* WHAT THE EXERCISE ASKS
Give the listing again character for character, but drop the images.
***** EXTRACTED MATERIAL *****
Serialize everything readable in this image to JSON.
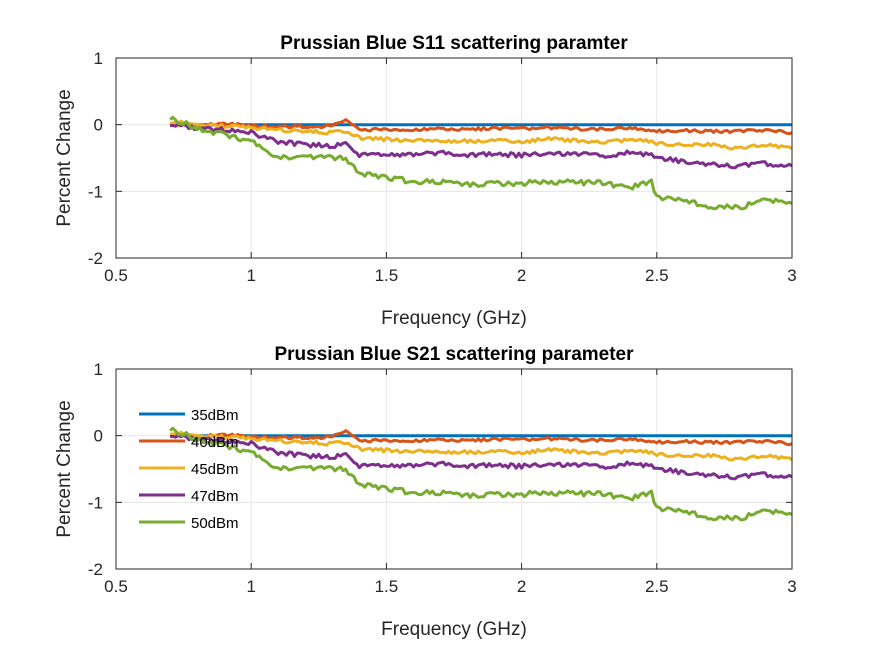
{
  "chart_data": [
    {
      "type": "line",
      "title": "Prussian Blue S11 scattering paramter",
      "xlabel": "Frequency (GHz)",
      "ylabel": "Percent Change",
      "xlim": [
        0.5,
        3
      ],
      "ylim": [
        -2,
        1
      ],
      "xticks": [
        "0.5",
        "1",
        "1.5",
        "2",
        "2.5",
        "3"
      ],
      "yticks": [
        "1",
        "0",
        "-1",
        "-2"
      ],
      "grid": true,
      "legend": false,
      "x": [
        0.7,
        0.8,
        0.9,
        1.0,
        1.1,
        1.2,
        1.3,
        1.35,
        1.4,
        1.5,
        1.6,
        1.7,
        1.8,
        1.9,
        2.0,
        2.1,
        2.2,
        2.3,
        2.4,
        2.48,
        2.5,
        2.6,
        2.7,
        2.8,
        2.9,
        3.0
      ],
      "series": [
        {
          "name": "35dBm",
          "color": "#0072BD",
          "values": [
            0,
            0,
            0,
            0,
            0,
            0,
            0,
            0,
            0,
            0,
            0,
            0,
            0,
            0,
            0,
            0,
            0,
            0,
            0,
            0,
            0,
            0,
            0,
            0,
            0,
            0
          ]
        },
        {
          "name": "40dBm",
          "color": "#D95319",
          "values": [
            0.0,
            -0.02,
            0.02,
            -0.02,
            -0.03,
            -0.03,
            -0.02,
            0.07,
            -0.08,
            -0.07,
            -0.08,
            -0.06,
            -0.08,
            -0.05,
            -0.06,
            -0.05,
            -0.06,
            -0.07,
            -0.05,
            -0.08,
            -0.1,
            -0.09,
            -0.1,
            -0.1,
            -0.08,
            -0.12
          ]
        },
        {
          "name": "45dBm",
          "color": "#EDB120",
          "values": [
            0.05,
            0.0,
            -0.02,
            -0.05,
            -0.08,
            -0.1,
            -0.12,
            -0.1,
            -0.2,
            -0.22,
            -0.24,
            -0.24,
            -0.25,
            -0.24,
            -0.25,
            -0.22,
            -0.24,
            -0.26,
            -0.24,
            -0.25,
            -0.28,
            -0.3,
            -0.3,
            -0.35,
            -0.3,
            -0.36
          ]
        },
        {
          "name": "47dBm",
          "color": "#7E2F8E",
          "values": [
            0.0,
            -0.05,
            -0.08,
            -0.12,
            -0.25,
            -0.3,
            -0.32,
            -0.28,
            -0.45,
            -0.45,
            -0.45,
            -0.42,
            -0.45,
            -0.44,
            -0.46,
            -0.42,
            -0.44,
            -0.47,
            -0.42,
            -0.45,
            -0.5,
            -0.55,
            -0.6,
            -0.62,
            -0.58,
            -0.62
          ]
        },
        {
          "name": "50dBm",
          "color": "#77AC30",
          "values": [
            0.1,
            -0.05,
            -0.15,
            -0.25,
            -0.5,
            -0.48,
            -0.5,
            -0.5,
            -0.72,
            -0.8,
            -0.85,
            -0.86,
            -0.9,
            -0.88,
            -0.88,
            -0.85,
            -0.87,
            -0.88,
            -0.95,
            -0.85,
            -1.1,
            -1.15,
            -1.22,
            -1.25,
            -1.12,
            -1.18
          ]
        }
      ]
    },
    {
      "type": "line",
      "title": "Prussian Blue S21 scattering parameter",
      "xlabel": "Frequency (GHz)",
      "ylabel": "Percent Change",
      "xlim": [
        0.5,
        3
      ],
      "ylim": [
        -2,
        1
      ],
      "xticks": [
        "0.5",
        "1",
        "1.5",
        "2",
        "2.5",
        "3"
      ],
      "yticks": [
        "1",
        "0",
        "-1",
        "-2"
      ],
      "grid": true,
      "legend": true,
      "legend_position": "left",
      "x": [
        0.7,
        0.8,
        0.9,
        1.0,
        1.1,
        1.2,
        1.3,
        1.35,
        1.4,
        1.5,
        1.6,
        1.7,
        1.8,
        1.9,
        2.0,
        2.1,
        2.2,
        2.3,
        2.4,
        2.48,
        2.5,
        2.6,
        2.7,
        2.8,
        2.9,
        3.0
      ],
      "series": [
        {
          "name": "35dBm",
          "color": "#0072BD",
          "values": [
            0,
            0,
            0,
            0,
            0,
            0,
            0,
            0,
            0,
            0,
            0,
            0,
            0,
            0,
            0,
            0,
            0,
            0,
            0,
            0,
            0,
            0,
            0,
            0,
            0,
            0
          ]
        },
        {
          "name": "40dBm",
          "color": "#D95319",
          "values": [
            0.0,
            -0.02,
            0.02,
            -0.02,
            -0.03,
            -0.03,
            -0.02,
            0.07,
            -0.08,
            -0.07,
            -0.08,
            -0.06,
            -0.08,
            -0.05,
            -0.06,
            -0.05,
            -0.06,
            -0.07,
            -0.05,
            -0.08,
            -0.1,
            -0.09,
            -0.1,
            -0.1,
            -0.08,
            -0.12
          ]
        },
        {
          "name": "45dBm",
          "color": "#EDB120",
          "values": [
            0.05,
            0.0,
            -0.02,
            -0.05,
            -0.08,
            -0.1,
            -0.12,
            -0.1,
            -0.2,
            -0.22,
            -0.24,
            -0.24,
            -0.25,
            -0.24,
            -0.25,
            -0.22,
            -0.24,
            -0.26,
            -0.24,
            -0.25,
            -0.28,
            -0.3,
            -0.3,
            -0.35,
            -0.3,
            -0.36
          ]
        },
        {
          "name": "47dBm",
          "color": "#7E2F8E",
          "values": [
            0.0,
            -0.05,
            -0.08,
            -0.12,
            -0.25,
            -0.3,
            -0.32,
            -0.28,
            -0.45,
            -0.45,
            -0.45,
            -0.42,
            -0.45,
            -0.44,
            -0.46,
            -0.42,
            -0.44,
            -0.47,
            -0.42,
            -0.45,
            -0.5,
            -0.55,
            -0.6,
            -0.62,
            -0.58,
            -0.62
          ]
        },
        {
          "name": "50dBm",
          "color": "#77AC30",
          "values": [
            0.1,
            -0.05,
            -0.15,
            -0.25,
            -0.5,
            -0.48,
            -0.5,
            -0.5,
            -0.72,
            -0.8,
            -0.85,
            -0.86,
            -0.9,
            -0.88,
            -0.88,
            -0.85,
            -0.87,
            -0.88,
            -0.95,
            -0.85,
            -1.1,
            -1.15,
            -1.22,
            -1.25,
            -1.12,
            -1.18
          ]
        }
      ]
    }
  ]
}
*****
* TASK SOLUTION
Serialize everything readable in this image to JSON.
{
  "chart_data": [
    {
      "type": "line",
      "title": "Prussian Blue S11 scattering paramter",
      "xlabel": "Frequency (GHz)",
      "ylabel": "Percent Change",
      "xlim": [
        0.5,
        3
      ],
      "ylim": [
        -2,
        1
      ],
      "xticks": [
        "0.5",
        "1",
        "1.5",
        "2",
        "2.5",
        "3"
      ],
      "yticks": [
        "1",
        "0",
        "-1",
        "-2"
      ],
      "grid": true,
      "legend": false,
      "x": [
        0.7,
        0.8,
        0.9,
        1.0,
        1.1,
        1.2,
        1.3,
        1.35,
        1.4,
        1.5,
        1.6,
        1.7,
        1.8,
        1.9,
        2.0,
        2.1,
        2.2,
        2.3,
        2.4,
        2.48,
        2.5,
        2.6,
        2.7,
        2.8,
        2.9,
        3.0
      ],
      "series": [
        {
          "name": "35dBm",
          "color": "#0072BD",
          "values": [
            0,
            0,
            0,
            0,
            0,
            0,
            0,
            0,
            0,
            0,
            0,
            0,
            0,
            0,
            0,
            0,
            0,
            0,
            0,
            0,
            0,
            0,
            0,
            0,
            0,
            0
          ]
        },
        {
          "name": "40dBm",
          "color": "#D95319",
          "values": [
            0.0,
            -0.02,
            0.02,
            -0.02,
            -0.03,
            -0.03,
            -0.02,
            0.07,
            -0.08,
            -0.07,
            -0.08,
            -0.06,
            -0.08,
            -0.05,
            -0.06,
            -0.05,
            -0.06,
            -0.07,
            -0.05,
            -0.08,
            -0.1,
            -0.09,
            -0.1,
            -0.1,
            -0.08,
            -0.12
          ]
        },
        {
          "name": "45dBm",
          "color": "#EDB120",
          "values": [
            0.05,
            0.0,
            -0.02,
            -0.05,
            -0.08,
            -0.1,
            -0.12,
            -0.1,
            -0.2,
            -0.22,
            -0.24,
            -0.24,
            -0.25,
            -0.24,
            -0.25,
            -0.22,
            -0.24,
            -0.26,
            -0.24,
            -0.25,
            -0.28,
            -0.3,
            -0.3,
            -0.35,
            -0.3,
            -0.36
          ]
        },
        {
          "name": "47dBm",
          "color": "#7E2F8E",
          "values": [
            0.0,
            -0.05,
            -0.08,
            -0.12,
            -0.25,
            -0.3,
            -0.32,
            -0.28,
            -0.45,
            -0.45,
            -0.45,
            -0.42,
            -0.45,
            -0.44,
            -0.46,
            -0.42,
            -0.44,
            -0.47,
            -0.42,
            -0.45,
            -0.5,
            -0.55,
            -0.6,
            -0.62,
            -0.58,
            -0.62
          ]
        },
        {
          "name": "50dBm",
          "color": "#77AC30",
          "values": [
            0.1,
            -0.05,
            -0.15,
            -0.25,
            -0.5,
            -0.48,
            -0.5,
            -0.5,
            -0.72,
            -0.8,
            -0.85,
            -0.86,
            -0.9,
            -0.88,
            -0.88,
            -0.85,
            -0.87,
            -0.88,
            -0.95,
            -0.85,
            -1.1,
            -1.15,
            -1.22,
            -1.25,
            -1.12,
            -1.18
          ]
        }
      ]
    },
    {
      "type": "line",
      "title": "Prussian Blue S21 scattering parameter",
      "xlabel": "Frequency (GHz)",
      "ylabel": "Percent Change",
      "xlim": [
        0.5,
        3
      ],
      "ylim": [
        -2,
        1
      ],
      "xticks": [
        "0.5",
        "1",
        "1.5",
        "2",
        "2.5",
        "3"
      ],
      "yticks": [
        "1",
        "0",
        "-1",
        "-2"
      ],
      "grid": true,
      "legend": true,
      "legend_position": "left",
      "x": [
        0.7,
        0.8,
        0.9,
        1.0,
        1.1,
        1.2,
        1.3,
        1.35,
        1.4,
        1.5,
        1.6,
        1.7,
        1.8,
        1.9,
        2.0,
        2.1,
        2.2,
        2.3,
        2.4,
        2.48,
        2.5,
        2.6,
        2.7,
        2.8,
        2.9,
        3.0
      ],
      "series": [
        {
          "name": "35dBm",
          "color": "#0072BD",
          "values": [
            0,
            0,
            0,
            0,
            0,
            0,
            0,
            0,
            0,
            0,
            0,
            0,
            0,
            0,
            0,
            0,
            0,
            0,
            0,
            0,
            0,
            0,
            0,
            0,
            0,
            0
          ]
        },
        {
          "name": "40dBm",
          "color": "#D95319",
          "values": [
            0.0,
            -0.02,
            0.02,
            -0.02,
            -0.03,
            -0.03,
            -0.02,
            0.07,
            -0.08,
            -0.07,
            -0.08,
            -0.06,
            -0.08,
            -0.05,
            -0.06,
            -0.05,
            -0.06,
            -0.07,
            -0.05,
            -0.08,
            -0.1,
            -0.09,
            -0.1,
            -0.1,
            -0.08,
            -0.12
          ]
        },
        {
          "name": "45dBm",
          "color": "#EDB120",
          "values": [
            0.05,
            0.0,
            -0.02,
            -0.05,
            -0.08,
            -0.1,
            -0.12,
            -0.1,
            -0.2,
            -0.22,
            -0.24,
            -0.24,
            -0.25,
            -0.24,
            -0.25,
            -0.22,
            -0.24,
            -0.26,
            -0.24,
            -0.25,
            -0.28,
            -0.3,
            -0.3,
            -0.35,
            -0.3,
            -0.36
          ]
        },
        {
          "name": "47dBm",
          "color": "#7E2F8E",
          "values": [
            0.0,
            -0.05,
            -0.08,
            -0.12,
            -0.25,
            -0.3,
            -0.32,
            -0.28,
            -0.45,
            -0.45,
            -0.45,
            -0.42,
            -0.45,
            -0.44,
            -0.46,
            -0.42,
            -0.44,
            -0.47,
            -0.42,
            -0.45,
            -0.5,
            -0.55,
            -0.6,
            -0.62,
            -0.58,
            -0.62
          ]
        },
        {
          "name": "50dBm",
          "color": "#77AC30",
          "values": [
            0.1,
            -0.05,
            -0.15,
            -0.25,
            -0.5,
            -0.48,
            -0.5,
            -0.5,
            -0.72,
            -0.8,
            -0.85,
            -0.86,
            -0.9,
            -0.88,
            -0.88,
            -0.85,
            -0.87,
            -0.88,
            -0.95,
            -0.85,
            -1.1,
            -1.15,
            -1.22,
            -1.25,
            -1.12,
            -1.18
          ]
        }
      ]
    }
  ]
}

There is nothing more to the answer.